-- YOUR OBJECTIVE --
Gather the lines that hold the string "vector".
#### RECORDS PROVIDED
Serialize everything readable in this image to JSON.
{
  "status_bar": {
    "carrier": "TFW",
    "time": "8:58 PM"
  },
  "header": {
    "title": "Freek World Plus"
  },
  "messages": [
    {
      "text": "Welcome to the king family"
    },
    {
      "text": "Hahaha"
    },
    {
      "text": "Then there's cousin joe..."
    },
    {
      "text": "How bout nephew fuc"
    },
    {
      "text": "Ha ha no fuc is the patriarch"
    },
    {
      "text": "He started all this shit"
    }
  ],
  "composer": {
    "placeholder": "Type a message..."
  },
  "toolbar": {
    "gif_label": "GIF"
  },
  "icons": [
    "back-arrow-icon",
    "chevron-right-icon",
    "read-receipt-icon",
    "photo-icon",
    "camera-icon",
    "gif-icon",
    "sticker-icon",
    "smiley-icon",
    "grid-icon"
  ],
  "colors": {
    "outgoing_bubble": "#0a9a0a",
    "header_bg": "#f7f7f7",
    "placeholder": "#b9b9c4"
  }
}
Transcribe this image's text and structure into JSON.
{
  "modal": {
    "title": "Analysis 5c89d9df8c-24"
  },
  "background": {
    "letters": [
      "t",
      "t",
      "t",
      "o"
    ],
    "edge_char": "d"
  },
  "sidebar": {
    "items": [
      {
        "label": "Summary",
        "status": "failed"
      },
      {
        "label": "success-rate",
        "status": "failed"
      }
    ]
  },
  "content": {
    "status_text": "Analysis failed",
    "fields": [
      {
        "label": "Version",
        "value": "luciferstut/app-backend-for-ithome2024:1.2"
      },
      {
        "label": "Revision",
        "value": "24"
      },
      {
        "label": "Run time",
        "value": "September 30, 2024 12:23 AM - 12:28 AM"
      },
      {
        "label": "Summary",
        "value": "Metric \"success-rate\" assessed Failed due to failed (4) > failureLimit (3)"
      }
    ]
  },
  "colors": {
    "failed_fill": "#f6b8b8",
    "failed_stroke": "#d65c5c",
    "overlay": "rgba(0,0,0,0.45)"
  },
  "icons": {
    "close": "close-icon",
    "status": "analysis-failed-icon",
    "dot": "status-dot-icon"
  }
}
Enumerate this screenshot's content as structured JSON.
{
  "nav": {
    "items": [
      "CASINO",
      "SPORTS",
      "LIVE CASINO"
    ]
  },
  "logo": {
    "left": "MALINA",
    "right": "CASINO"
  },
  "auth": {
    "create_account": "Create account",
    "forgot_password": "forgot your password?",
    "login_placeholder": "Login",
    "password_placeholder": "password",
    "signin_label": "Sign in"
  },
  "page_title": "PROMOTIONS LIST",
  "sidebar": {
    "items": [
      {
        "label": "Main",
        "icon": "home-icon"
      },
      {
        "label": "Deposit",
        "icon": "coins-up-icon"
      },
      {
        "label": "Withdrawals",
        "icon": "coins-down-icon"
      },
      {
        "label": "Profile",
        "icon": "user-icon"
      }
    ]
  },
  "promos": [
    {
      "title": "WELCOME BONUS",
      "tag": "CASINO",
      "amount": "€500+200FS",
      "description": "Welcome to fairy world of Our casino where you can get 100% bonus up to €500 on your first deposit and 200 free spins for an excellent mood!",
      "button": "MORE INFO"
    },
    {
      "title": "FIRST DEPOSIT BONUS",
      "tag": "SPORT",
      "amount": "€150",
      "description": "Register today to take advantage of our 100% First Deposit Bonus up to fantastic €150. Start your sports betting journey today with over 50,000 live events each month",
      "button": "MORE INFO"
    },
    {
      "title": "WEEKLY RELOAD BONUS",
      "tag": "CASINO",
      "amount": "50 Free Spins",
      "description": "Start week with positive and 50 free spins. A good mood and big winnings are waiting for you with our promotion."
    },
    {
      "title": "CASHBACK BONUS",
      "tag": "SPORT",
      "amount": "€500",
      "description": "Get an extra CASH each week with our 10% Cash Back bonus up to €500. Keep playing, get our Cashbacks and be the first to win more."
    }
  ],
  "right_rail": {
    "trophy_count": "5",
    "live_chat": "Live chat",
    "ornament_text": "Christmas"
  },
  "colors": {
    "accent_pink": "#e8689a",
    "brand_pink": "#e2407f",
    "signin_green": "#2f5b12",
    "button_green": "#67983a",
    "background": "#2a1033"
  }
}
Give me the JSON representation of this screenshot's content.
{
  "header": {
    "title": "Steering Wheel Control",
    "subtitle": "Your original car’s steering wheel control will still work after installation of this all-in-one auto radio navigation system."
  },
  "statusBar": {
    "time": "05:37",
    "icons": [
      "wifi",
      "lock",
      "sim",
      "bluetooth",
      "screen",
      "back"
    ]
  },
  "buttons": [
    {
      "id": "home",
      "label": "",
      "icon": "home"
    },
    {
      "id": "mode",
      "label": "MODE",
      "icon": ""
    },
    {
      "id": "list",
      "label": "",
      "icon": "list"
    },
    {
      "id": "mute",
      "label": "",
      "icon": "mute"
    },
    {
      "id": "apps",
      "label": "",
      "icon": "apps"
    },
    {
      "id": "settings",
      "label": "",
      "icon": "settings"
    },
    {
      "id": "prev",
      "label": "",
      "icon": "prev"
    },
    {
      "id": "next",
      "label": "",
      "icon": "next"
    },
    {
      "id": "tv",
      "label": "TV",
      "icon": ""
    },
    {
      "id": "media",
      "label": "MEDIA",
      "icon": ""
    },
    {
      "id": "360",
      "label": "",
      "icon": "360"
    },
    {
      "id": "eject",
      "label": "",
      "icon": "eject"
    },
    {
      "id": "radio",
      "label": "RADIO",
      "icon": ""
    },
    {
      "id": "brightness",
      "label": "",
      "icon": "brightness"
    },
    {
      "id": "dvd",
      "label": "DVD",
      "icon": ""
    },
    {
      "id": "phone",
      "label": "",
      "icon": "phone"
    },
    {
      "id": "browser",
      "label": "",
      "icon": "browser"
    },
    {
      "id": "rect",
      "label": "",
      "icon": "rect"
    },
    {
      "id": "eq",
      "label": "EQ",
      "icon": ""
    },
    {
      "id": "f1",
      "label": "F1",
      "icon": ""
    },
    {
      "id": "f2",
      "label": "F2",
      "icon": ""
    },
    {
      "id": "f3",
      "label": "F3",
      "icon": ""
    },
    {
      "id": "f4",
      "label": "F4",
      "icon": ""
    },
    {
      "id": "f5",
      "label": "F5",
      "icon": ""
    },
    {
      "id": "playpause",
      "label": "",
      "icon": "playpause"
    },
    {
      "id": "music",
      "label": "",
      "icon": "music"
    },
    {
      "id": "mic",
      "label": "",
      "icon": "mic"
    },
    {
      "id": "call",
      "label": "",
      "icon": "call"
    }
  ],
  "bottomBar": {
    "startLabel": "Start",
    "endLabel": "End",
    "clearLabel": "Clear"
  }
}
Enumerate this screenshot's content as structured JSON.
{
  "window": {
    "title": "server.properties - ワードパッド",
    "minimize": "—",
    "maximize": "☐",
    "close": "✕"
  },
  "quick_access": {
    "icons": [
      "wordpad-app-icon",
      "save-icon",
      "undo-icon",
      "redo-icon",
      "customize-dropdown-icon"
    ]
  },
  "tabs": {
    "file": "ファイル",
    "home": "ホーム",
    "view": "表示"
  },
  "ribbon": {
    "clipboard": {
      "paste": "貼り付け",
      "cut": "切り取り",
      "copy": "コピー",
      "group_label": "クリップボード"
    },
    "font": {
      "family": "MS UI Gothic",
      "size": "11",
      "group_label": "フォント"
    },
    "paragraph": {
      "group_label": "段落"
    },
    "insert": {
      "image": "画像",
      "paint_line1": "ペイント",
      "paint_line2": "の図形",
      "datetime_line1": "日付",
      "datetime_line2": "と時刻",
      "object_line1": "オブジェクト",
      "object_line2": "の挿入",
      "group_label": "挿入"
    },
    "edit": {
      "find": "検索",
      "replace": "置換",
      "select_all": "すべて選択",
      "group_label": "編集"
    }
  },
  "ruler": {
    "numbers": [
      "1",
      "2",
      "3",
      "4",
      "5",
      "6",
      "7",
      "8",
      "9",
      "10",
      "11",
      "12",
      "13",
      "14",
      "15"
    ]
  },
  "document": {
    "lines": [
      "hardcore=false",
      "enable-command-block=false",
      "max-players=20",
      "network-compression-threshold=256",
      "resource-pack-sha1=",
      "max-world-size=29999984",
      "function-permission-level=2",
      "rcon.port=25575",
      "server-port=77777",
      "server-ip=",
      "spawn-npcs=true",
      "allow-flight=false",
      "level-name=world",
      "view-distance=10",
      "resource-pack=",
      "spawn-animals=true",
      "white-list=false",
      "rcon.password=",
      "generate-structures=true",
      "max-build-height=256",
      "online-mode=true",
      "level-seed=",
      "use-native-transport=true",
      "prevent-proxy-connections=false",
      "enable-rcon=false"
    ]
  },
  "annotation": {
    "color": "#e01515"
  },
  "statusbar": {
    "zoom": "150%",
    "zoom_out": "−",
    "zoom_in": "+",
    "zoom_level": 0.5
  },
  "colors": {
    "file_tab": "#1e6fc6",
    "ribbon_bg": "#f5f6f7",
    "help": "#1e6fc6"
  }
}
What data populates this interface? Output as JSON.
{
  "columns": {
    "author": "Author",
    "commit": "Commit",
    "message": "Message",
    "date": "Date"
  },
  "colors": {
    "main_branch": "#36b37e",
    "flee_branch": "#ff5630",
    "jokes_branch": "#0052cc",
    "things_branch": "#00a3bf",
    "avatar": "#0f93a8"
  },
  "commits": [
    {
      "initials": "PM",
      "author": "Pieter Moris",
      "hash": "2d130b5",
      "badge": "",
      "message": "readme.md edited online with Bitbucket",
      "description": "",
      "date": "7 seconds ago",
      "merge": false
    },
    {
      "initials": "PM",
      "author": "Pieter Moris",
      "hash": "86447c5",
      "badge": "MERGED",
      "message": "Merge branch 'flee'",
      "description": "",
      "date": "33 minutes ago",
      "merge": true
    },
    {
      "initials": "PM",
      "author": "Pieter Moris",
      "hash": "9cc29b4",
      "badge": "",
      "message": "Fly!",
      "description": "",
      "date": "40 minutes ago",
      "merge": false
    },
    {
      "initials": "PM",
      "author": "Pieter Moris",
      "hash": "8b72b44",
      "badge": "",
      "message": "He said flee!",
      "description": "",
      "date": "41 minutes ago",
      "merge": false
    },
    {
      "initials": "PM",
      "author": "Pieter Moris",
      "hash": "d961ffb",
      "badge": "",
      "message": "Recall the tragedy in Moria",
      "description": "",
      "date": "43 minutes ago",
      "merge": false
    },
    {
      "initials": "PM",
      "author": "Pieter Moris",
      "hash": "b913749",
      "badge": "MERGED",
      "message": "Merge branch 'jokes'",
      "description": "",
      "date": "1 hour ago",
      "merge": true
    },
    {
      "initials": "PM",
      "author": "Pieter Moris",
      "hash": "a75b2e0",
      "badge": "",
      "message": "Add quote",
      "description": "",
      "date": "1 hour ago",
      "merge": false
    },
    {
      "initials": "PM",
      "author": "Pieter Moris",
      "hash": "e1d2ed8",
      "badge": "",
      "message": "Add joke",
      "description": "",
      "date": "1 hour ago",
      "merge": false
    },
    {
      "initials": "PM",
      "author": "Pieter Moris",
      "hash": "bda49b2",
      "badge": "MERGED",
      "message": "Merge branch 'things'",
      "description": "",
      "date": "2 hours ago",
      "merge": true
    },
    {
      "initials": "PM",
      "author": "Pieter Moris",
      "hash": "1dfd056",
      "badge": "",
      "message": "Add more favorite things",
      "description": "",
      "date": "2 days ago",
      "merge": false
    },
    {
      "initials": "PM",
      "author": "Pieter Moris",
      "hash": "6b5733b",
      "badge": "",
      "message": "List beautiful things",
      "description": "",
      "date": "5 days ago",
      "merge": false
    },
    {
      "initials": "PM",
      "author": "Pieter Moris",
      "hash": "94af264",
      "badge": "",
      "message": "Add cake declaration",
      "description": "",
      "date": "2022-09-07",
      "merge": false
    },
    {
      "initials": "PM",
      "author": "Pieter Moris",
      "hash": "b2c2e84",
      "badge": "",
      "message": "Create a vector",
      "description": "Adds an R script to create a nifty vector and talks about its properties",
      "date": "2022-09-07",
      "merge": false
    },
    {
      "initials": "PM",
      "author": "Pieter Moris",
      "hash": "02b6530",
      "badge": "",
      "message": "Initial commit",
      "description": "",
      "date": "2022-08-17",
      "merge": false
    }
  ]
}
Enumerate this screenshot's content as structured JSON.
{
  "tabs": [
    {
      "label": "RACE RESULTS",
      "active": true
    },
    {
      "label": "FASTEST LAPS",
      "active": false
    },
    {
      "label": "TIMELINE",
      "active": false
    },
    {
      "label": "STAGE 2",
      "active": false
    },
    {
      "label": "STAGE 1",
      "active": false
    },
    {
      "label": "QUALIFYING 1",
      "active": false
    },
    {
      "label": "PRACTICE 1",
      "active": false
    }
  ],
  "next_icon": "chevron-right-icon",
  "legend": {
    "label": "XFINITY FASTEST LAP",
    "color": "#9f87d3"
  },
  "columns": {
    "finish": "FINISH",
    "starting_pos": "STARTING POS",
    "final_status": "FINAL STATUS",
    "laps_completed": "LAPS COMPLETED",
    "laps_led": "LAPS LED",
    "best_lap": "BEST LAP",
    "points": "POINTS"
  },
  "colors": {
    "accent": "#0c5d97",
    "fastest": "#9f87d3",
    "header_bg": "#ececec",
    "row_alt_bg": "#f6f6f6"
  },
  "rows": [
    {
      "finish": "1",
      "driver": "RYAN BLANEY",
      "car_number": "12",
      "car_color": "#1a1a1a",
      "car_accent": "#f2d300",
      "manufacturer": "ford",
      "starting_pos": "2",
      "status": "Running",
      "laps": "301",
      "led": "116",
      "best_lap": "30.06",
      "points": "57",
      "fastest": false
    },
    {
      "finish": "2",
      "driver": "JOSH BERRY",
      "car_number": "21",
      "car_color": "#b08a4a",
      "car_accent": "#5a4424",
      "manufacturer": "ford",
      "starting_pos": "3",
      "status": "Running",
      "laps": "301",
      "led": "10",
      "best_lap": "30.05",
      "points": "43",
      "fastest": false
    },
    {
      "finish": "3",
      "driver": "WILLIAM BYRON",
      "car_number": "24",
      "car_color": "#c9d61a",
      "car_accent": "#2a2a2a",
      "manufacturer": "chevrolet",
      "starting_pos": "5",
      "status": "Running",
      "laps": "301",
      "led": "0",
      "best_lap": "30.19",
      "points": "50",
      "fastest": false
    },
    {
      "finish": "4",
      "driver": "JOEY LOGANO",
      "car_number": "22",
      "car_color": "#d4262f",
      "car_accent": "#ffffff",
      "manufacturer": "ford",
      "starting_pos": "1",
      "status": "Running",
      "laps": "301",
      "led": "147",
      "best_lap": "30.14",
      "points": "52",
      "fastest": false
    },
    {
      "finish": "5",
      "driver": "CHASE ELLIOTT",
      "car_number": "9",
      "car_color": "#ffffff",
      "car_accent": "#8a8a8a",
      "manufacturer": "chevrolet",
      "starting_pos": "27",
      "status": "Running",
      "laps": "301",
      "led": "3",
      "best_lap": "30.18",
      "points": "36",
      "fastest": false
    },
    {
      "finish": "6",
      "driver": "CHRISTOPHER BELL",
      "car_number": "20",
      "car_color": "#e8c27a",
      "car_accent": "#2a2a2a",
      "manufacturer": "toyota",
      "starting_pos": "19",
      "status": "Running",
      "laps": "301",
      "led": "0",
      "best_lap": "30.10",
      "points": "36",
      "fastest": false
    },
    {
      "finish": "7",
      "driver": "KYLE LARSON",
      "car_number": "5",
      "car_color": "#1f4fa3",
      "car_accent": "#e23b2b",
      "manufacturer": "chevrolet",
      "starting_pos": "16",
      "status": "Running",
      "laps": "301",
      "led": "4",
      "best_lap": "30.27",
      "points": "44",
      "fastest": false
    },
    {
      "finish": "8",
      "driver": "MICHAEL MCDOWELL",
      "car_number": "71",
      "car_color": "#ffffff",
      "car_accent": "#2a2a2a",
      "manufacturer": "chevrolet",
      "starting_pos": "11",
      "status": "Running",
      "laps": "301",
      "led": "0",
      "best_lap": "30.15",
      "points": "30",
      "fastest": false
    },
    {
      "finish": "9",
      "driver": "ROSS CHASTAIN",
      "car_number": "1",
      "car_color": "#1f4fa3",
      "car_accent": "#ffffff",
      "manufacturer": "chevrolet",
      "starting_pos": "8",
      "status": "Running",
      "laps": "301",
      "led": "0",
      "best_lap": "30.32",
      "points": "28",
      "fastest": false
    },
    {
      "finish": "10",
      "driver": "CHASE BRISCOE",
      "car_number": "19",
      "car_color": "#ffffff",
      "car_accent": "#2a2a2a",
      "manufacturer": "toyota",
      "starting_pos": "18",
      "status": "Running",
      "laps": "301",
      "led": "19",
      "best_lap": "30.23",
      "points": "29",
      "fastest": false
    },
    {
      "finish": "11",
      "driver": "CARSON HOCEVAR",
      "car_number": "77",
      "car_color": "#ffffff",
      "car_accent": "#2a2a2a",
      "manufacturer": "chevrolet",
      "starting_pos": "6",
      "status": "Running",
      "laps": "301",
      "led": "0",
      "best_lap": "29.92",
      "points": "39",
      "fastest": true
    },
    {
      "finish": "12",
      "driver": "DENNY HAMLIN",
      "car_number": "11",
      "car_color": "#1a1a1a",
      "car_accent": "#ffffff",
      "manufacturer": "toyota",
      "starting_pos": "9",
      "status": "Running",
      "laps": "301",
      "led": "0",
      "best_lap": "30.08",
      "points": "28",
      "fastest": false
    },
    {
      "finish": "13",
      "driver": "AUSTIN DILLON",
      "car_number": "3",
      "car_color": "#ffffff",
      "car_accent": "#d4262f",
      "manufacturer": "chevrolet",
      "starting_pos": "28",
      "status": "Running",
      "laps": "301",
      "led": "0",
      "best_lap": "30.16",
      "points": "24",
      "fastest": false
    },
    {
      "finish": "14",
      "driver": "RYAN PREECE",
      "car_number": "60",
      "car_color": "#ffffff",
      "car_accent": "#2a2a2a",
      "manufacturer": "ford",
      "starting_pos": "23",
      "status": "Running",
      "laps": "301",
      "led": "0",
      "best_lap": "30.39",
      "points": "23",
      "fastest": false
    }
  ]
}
########
-- TASK SOLUTION --
      "message": "Create a vector",
      "description": "Adds an R script to create a nifty vector and talks about its properties",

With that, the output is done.